*Task brief*: Go through each line of the records below and count those with the word "المشار". Give only the count.

*Records to process*:
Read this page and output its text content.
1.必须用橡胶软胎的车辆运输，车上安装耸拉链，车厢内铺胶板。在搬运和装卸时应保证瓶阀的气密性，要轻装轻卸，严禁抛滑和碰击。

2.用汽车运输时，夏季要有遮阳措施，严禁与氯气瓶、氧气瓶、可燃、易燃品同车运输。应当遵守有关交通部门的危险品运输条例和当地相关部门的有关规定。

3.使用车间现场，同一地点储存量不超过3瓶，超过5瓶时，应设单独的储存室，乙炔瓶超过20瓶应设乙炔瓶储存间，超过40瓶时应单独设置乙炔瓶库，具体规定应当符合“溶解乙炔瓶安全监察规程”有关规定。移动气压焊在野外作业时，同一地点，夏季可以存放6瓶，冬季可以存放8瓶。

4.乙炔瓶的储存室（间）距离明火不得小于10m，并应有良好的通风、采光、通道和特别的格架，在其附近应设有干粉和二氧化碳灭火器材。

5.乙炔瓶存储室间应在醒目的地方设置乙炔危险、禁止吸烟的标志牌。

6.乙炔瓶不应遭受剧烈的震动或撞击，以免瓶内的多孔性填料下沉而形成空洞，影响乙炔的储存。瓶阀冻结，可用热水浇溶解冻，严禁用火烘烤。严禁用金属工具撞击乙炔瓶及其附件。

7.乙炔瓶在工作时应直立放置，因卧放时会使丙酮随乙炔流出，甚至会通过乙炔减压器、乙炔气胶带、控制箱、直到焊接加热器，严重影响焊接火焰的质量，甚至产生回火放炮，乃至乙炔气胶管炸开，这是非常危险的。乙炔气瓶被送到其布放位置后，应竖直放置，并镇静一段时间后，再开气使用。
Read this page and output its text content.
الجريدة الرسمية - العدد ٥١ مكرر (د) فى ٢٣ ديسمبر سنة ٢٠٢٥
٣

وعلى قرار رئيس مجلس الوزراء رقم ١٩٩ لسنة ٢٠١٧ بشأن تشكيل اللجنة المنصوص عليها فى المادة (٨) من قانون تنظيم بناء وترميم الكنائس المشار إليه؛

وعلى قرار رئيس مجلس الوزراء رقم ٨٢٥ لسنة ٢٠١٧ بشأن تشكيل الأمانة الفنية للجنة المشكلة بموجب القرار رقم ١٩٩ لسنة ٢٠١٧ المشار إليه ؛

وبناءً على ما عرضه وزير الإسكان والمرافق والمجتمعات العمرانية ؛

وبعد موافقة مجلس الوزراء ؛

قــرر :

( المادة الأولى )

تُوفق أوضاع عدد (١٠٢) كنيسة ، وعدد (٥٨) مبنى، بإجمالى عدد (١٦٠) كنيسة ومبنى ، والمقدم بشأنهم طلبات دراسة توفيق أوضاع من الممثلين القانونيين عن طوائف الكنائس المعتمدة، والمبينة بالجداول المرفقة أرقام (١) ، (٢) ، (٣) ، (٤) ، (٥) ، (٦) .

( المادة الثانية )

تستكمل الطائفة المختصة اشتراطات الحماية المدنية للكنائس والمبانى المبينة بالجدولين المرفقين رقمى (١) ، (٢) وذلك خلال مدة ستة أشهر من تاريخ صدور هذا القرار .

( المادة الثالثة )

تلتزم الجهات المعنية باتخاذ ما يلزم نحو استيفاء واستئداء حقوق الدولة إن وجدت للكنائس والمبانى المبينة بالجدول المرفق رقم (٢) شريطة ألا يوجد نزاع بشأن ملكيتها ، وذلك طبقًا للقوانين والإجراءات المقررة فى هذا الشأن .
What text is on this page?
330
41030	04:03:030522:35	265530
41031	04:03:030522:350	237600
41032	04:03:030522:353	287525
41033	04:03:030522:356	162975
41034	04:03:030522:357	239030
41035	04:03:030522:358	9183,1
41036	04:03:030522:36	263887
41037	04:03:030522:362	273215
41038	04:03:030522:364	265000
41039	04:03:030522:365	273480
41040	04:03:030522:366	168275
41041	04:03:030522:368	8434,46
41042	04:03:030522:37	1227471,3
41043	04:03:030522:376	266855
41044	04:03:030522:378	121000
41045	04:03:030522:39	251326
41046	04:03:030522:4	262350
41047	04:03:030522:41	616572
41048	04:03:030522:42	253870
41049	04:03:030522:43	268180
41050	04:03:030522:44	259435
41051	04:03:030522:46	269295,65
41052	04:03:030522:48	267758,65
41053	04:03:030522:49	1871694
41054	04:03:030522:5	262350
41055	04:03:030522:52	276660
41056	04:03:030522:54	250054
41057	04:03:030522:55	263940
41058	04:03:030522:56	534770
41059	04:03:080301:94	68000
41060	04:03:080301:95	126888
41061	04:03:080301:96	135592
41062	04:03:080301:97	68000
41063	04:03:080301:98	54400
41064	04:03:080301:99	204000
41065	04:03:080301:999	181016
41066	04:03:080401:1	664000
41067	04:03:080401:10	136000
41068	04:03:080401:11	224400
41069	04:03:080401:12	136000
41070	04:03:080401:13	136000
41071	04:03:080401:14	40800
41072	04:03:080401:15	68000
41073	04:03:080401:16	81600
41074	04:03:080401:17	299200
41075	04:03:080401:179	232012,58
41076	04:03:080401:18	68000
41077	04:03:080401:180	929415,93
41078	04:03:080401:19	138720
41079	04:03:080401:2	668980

*Task answer*: 2